## Begin RECORDED INFORMATION

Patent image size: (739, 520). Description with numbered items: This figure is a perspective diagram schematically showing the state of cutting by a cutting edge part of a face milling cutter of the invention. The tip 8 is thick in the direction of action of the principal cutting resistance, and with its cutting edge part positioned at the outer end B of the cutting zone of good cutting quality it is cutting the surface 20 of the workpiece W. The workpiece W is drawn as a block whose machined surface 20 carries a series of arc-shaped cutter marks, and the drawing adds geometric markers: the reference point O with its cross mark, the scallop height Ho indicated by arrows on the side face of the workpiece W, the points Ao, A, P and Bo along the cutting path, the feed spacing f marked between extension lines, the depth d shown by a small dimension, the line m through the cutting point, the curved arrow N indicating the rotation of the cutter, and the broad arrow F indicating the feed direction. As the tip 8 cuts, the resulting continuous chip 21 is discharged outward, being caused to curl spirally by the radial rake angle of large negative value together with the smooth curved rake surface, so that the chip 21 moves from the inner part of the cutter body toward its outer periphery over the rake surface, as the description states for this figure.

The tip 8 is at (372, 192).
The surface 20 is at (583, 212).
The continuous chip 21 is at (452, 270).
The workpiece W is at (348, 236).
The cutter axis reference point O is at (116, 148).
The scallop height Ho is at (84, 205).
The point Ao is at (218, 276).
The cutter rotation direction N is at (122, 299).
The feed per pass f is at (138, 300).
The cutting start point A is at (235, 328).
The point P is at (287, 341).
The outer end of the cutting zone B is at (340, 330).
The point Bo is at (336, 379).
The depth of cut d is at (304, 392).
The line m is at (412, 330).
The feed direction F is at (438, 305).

## End RECORDED INFORMATION

### TASK PROMPT
Rewrite the records with "face milling cutter" replaced by "rotary milling cutter" wherever it occurs, leaving everything else unchanged.

### TASK SOLUTION
Patent image size: (739, 520). Description with numbered items: This figure is a perspective diagram schematically showing the state of cutting by a cutting edge part of a rotary milling cutter of the invention. The tip 8 is thick in the direction of action of the principal cutting resistance, and with its cutting edge part positioned at the outer end B of the cutting zone of good cutting quality it is cutting the surface 20 of the workpiece W. The workpiece W is drawn as a block whose machined surface 20 carries a series of arc-shaped cutter marks, and the drawing adds geometric markers: the reference point O with its cross mark, the scallop height Ho indicated by arrows on the side face of the workpiece W, the points Ao, A, P and Bo along the cutting path, the feed spacing f marked between extension lines, the depth d shown by a small dimension, the line m through the cutting point, the curved arrow N indicating the rotation of the cutter, and the broad arrow F indicating the feed direction. As the tip 8 cuts, the resulting continuous chip 21 is discharged outward, being caused to curl spirally by the radial rake angle of large negative value together with the smooth curved rake surface, so that the chip 21 moves from the inner part of the cutter body toward its outer periphery over the rake surface, as the description states for this figure.

The tip 8 is at (372, 192).
The surface 20 is at (583, 212).
The continuous chip 21 is at (452, 270).
The workpiece W is at (348, 236).
The cutter axis reference point O is at (116, 148).
The scallop height Ho is at (84, 205).
The point Ao is at (218, 276).
The cutter rotation direction N is at (122, 299).
The feed per pass f is at (138, 300).
The cutting start point A is at (235, 328).
The point P is at (287, 341).
The outer end of the cutting zone B is at (340, 330).
The point Bo is at (336, 379).
The depth of cut d is at (304, 392).
The line m is at (412, 330).
The feed direction F is at (438, 305).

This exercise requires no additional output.